TASK DIRECTIONS »
Determine how many lines contain the string "الصمد" and reply with that number alone.

DATASET »
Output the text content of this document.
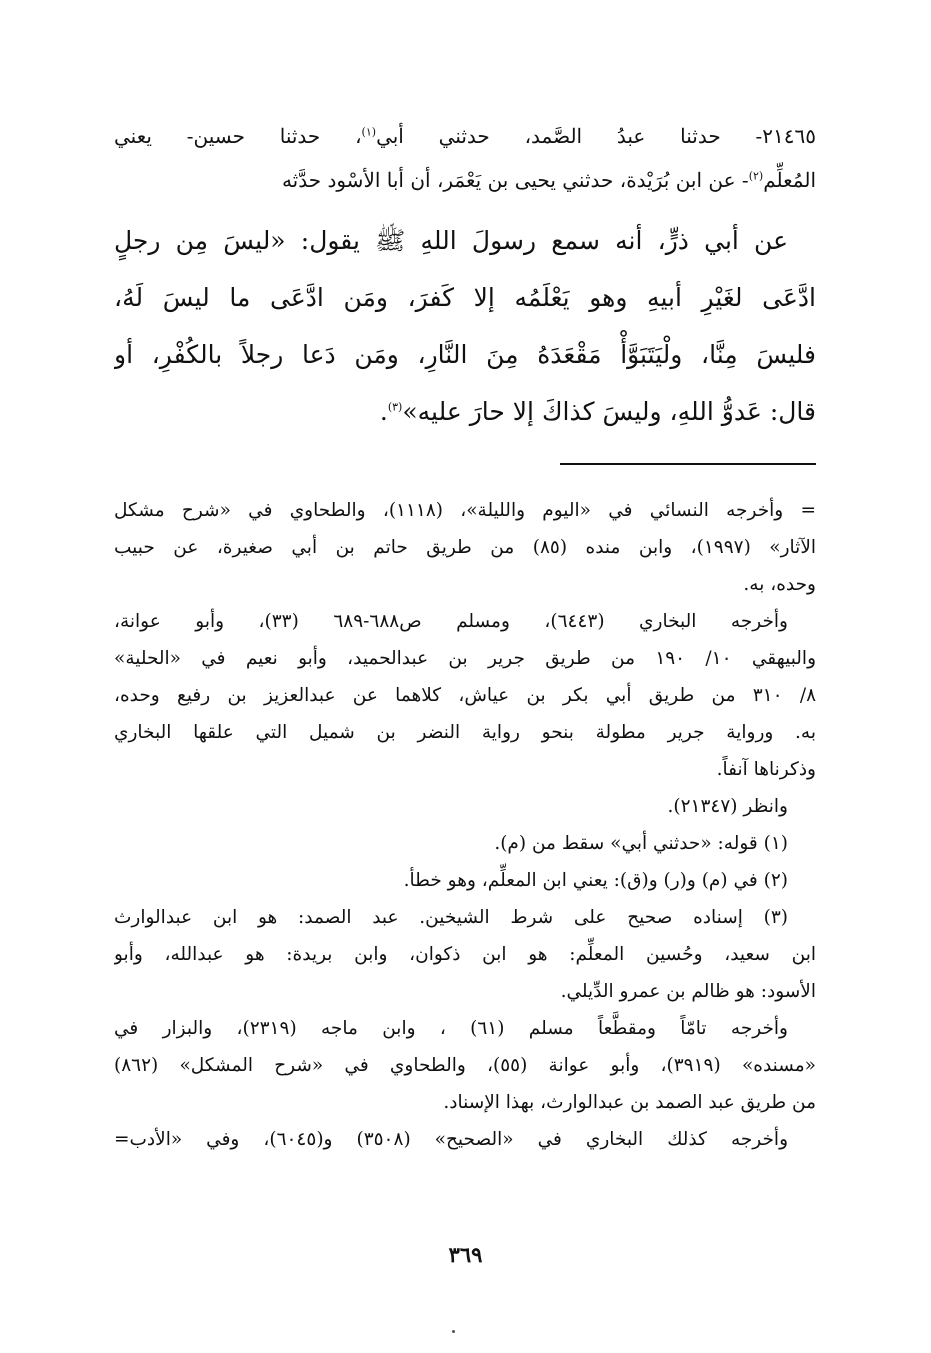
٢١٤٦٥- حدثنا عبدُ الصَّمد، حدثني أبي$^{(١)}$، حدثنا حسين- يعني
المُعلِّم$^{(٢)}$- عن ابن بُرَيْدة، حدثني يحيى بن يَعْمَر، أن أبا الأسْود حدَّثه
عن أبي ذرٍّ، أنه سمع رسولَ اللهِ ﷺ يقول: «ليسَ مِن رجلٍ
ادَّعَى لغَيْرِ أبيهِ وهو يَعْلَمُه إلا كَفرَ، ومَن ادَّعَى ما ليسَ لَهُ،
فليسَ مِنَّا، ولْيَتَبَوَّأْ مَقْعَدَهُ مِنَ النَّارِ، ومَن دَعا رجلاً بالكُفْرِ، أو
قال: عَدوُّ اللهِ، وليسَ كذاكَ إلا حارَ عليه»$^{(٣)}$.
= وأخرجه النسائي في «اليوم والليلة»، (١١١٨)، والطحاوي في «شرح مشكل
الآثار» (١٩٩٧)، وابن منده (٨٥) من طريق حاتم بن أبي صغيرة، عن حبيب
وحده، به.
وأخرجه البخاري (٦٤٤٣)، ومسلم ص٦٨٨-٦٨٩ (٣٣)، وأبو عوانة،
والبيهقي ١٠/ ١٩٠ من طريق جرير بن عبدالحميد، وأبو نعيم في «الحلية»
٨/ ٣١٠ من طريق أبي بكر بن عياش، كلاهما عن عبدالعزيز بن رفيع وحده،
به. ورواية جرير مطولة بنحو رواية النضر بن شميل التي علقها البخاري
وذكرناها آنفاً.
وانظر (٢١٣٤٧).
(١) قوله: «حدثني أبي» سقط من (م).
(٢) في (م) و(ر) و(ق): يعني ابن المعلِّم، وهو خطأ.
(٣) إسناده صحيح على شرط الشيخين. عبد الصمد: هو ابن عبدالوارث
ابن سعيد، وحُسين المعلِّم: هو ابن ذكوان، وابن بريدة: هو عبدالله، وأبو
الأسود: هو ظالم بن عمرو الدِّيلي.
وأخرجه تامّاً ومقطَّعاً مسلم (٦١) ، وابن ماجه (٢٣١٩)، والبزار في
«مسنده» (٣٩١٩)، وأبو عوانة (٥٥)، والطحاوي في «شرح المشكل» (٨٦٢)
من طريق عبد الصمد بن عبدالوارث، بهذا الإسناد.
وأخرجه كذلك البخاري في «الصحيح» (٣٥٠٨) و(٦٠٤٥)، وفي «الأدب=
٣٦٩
...
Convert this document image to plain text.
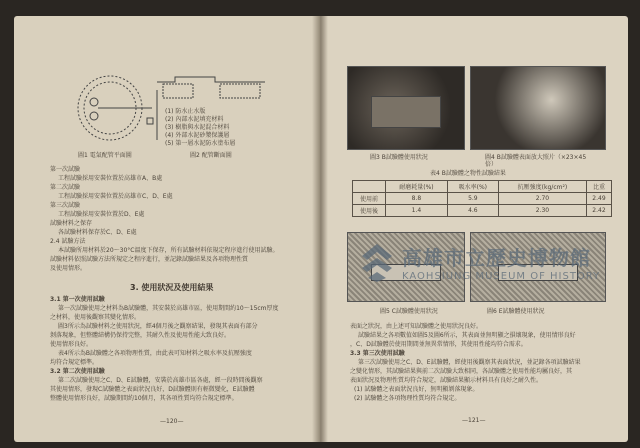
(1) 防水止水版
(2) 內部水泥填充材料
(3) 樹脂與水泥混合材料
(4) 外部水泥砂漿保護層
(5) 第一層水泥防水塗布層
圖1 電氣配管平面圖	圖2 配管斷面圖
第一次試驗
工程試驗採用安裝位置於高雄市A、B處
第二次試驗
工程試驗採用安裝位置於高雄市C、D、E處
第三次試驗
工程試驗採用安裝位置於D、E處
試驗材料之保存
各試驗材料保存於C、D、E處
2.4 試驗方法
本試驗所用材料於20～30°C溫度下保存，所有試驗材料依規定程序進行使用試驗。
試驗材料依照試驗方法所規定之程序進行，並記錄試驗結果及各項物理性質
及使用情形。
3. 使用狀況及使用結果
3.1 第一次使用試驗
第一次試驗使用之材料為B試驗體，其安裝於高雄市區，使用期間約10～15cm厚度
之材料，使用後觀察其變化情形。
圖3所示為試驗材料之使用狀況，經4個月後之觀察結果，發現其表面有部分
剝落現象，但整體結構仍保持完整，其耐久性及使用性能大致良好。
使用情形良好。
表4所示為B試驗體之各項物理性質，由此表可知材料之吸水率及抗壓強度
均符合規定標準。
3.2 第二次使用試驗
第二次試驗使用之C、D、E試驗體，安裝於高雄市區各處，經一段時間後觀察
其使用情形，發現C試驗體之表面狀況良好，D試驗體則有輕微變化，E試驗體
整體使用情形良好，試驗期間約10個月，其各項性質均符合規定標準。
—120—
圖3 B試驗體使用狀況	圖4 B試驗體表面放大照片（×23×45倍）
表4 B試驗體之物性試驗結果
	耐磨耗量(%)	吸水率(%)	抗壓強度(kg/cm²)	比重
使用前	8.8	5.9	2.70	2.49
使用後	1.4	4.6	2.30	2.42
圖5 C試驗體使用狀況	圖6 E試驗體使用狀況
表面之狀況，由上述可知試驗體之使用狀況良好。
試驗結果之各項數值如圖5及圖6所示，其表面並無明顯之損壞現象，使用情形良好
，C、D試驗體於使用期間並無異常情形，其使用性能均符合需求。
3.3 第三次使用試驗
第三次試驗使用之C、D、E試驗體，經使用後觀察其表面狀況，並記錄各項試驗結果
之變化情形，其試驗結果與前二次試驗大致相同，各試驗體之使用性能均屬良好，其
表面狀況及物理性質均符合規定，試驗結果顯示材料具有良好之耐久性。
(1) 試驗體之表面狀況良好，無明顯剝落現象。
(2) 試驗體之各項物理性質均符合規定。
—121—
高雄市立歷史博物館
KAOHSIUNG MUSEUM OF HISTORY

COMPLETE RESPONSE »
2